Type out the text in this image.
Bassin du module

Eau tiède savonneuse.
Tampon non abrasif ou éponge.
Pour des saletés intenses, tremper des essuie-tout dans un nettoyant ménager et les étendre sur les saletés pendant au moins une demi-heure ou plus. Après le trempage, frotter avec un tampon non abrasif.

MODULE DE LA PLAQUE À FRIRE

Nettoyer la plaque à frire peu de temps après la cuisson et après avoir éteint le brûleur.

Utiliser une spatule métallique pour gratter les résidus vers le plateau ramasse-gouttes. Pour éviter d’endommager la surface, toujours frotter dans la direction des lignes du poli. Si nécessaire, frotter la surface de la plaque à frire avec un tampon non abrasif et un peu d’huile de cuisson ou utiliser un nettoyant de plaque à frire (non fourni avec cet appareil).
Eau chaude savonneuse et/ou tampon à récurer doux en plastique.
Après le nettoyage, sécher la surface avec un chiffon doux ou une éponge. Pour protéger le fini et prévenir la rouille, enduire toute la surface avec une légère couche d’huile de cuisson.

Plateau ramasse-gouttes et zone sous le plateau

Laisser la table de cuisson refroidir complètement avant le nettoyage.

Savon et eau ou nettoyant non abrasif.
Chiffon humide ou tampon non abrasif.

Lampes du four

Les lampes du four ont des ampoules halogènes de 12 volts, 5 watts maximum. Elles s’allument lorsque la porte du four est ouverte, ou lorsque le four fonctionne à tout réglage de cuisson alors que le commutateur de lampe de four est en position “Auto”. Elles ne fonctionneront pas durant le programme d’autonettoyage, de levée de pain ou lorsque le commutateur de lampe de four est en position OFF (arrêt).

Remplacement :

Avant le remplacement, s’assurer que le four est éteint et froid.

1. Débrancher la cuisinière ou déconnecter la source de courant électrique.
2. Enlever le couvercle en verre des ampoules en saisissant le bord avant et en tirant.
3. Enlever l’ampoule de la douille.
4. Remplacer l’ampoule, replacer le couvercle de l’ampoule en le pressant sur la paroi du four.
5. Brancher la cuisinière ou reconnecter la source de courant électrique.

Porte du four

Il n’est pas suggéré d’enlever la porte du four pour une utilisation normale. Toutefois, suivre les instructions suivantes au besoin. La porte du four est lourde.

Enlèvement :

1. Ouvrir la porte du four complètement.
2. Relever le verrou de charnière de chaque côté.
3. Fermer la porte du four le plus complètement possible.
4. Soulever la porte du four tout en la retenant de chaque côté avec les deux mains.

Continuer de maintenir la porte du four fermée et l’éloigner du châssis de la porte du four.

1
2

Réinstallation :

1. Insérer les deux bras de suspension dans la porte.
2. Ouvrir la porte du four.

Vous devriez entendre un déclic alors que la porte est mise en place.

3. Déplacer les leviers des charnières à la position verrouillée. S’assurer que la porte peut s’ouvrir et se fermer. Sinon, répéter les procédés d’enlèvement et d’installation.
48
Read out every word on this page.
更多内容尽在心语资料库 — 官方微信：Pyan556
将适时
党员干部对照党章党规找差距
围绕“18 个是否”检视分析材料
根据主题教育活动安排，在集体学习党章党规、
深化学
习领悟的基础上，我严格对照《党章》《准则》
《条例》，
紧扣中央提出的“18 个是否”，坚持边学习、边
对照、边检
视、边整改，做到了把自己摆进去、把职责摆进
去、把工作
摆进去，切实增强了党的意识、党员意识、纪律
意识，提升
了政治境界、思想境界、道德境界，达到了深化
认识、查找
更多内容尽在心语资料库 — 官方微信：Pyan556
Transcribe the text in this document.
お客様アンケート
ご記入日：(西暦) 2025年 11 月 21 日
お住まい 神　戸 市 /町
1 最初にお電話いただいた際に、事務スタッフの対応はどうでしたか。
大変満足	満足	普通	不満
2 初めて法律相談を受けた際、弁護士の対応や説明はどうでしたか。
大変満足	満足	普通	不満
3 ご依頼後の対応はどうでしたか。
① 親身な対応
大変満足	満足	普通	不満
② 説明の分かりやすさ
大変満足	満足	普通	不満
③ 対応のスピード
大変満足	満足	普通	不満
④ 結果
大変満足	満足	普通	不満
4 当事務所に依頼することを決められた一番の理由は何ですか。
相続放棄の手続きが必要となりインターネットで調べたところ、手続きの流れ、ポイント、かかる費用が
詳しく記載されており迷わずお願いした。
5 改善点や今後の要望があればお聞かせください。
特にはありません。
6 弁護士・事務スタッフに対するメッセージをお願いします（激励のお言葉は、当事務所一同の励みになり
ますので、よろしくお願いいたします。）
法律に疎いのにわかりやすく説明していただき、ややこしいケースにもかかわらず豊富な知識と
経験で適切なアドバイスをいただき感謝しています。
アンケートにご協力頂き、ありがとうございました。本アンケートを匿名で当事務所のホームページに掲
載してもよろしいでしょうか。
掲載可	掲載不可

########################################

### Direction
Set down each entry again, unchanged.

### Task response
Type out the text in this image.
Bassin du module

Eau tiède savonneuse.
Tampon non abrasif ou éponge.
Pour des saletés intenses, tremper des essuie-tout dans un nettoyant ménager et les étendre sur les saletés pendant au moins une demi-heure ou plus. Après le trempage, frotter avec un tampon non abrasif.

MODULE DE LA PLAQUE À FRIRE

Nettoyer la plaque à frire peu de temps après la cuisson et après avoir éteint le brûleur.

Utiliser une spatule métallique pour gratter les résidus vers le plateau ramasse-gouttes. Pour éviter d’endommager la surface, toujours frotter dans la direction des lignes du poli. Si nécessaire, frotter la surface de la plaque à frire avec un tampon non abrasif et un peu d’huile de cuisson ou utiliser un nettoyant de plaque à frire (non fourni avec cet appareil).
Eau chaude savonneuse et/ou tampon à récurer doux en plastique.
Après le nettoyage, sécher la surface avec un chiffon doux ou une éponge. Pour protéger le fini et prévenir la rouille, enduire toute la surface avec une légère couche d’huile de cuisson.

Plateau ramasse-gouttes et zone sous le plateau

Laisser la table de cuisson refroidir complètement avant le nettoyage.

Savon et eau ou nettoyant non abrasif.
Chiffon humide ou tampon non abrasif.

Lampes du four

Les lampes du four ont des ampoules halogènes de 12 volts, 5 watts maximum. Elles s’allument lorsque la porte du four est ouverte, ou lorsque le four fonctionne à tout réglage de cuisson alors que le commutateur de lampe de four est en position “Auto”. Elles ne fonctionneront pas durant le programme d’autonettoyage, de levée de pain ou lorsque le commutateur de lampe de four est en position OFF (arrêt).

Remplacement :

Avant le remplacement, s’assurer que le four est éteint et froid.

1. Débrancher la cuisinière ou déconnecter la source de courant électrique.
2. Enlever le couvercle en verre des ampoules en saisissant le bord avant et en tirant.
3. Enlever l’ampoule de la douille.
4. Remplacer l’ampoule, replacer le couvercle de l’ampoule en le pressant sur la paroi du four.
5. Brancher la cuisinière ou reconnecter la source de courant électrique.

Porte du four

Il n’est pas suggéré d’enlever la porte du four pour une utilisation normale. Toutefois, suivre les instructions suivantes au besoin. La porte du four est lourde.

Enlèvement :

1. Ouvrir la porte du four complètement.
2. Relever le verrou de charnière de chaque côté.
3. Fermer la porte du four le plus complètement possible.
4. Soulever la porte du four tout en la retenant de chaque côté avec les deux mains.

Continuer de maintenir la porte du four fermée et l’éloigner du châssis de la porte du four.

1
2

Réinstallation :

1. Insérer les deux bras de suspension dans la porte.
2. Ouvrir la porte du four.

Vous devriez entendre un déclic alors que la porte est mise en place.

3. Déplacer les leviers des charnières à la position verrouillée. S’assurer que la porte peut s’ouvrir et se fermer. Sinon, répéter les procédés d’enlèvement et d’installation.
48
Read out every word on this page.
更多内容尽在心语资料库 — 官方微信：Pyan556
将适时
党员干部对照党章党规找差距
围绕“18 个是否”检视分析材料
根据主题教育活动安排，在集体学习党章党规、
深化学
习领悟的基础上，我严格对照《党章》《准则》
《条例》，
紧扣中央提出的“18 个是否”，坚持边学习、边
对照、边检
视、边整改，做到了把自己摆进去、把职责摆进
去、把工作
摆进去，切实增强了党的意识、党员意识、纪律
意识，提升
了政治境界、思想境界、道德境界，达到了深化
认识、查找
更多内容尽在心语资料库 — 官方微信：Pyan556
Transcribe the text in this document.
お客様アンケート
ご記入日：(西暦) 2025年 11 月 21 日
お住まい 神　戸 市 /町
1 最初にお電話いただいた際に、事務スタッフの対応はどうでしたか。
大変満足	満足	普通	不満
2 初めて法律相談を受けた際、弁護士の対応や説明はどうでしたか。
大変満足	満足	普通	不満
3 ご依頼後の対応はどうでしたか。
① 親身な対応
大変満足	満足	普通	不満
② 説明の分かりやすさ
大変満足	満足	普通	不満
③ 対応のスピード
大変満足	満足	普通	不満
④ 結果
大変満足	満足	普通	不満
4 当事務所に依頼することを決められた一番の理由は何ですか。
相続放棄の手続きが必要となりインターネットで調べたところ、手続きの流れ、ポイント、かかる費用が
詳しく記載されており迷わずお願いした。
5 改善点や今後の要望があればお聞かせください。
特にはありません。
6 弁護士・事務スタッフに対するメッセージをお願いします（激励のお言葉は、当事務所一同の励みになり
ますので、よろしくお願いいたします。）
法律に疎いのにわかりやすく説明していただき、ややこしいケースにもかかわらず豊富な知識と
経験で適切なアドバイスをいただき感謝しています。
アンケートにご協力頂き、ありがとうございました。本アンケートを匿名で当事務所のホームページに掲
載してもよろしいでしょうか。
掲載可	掲載不可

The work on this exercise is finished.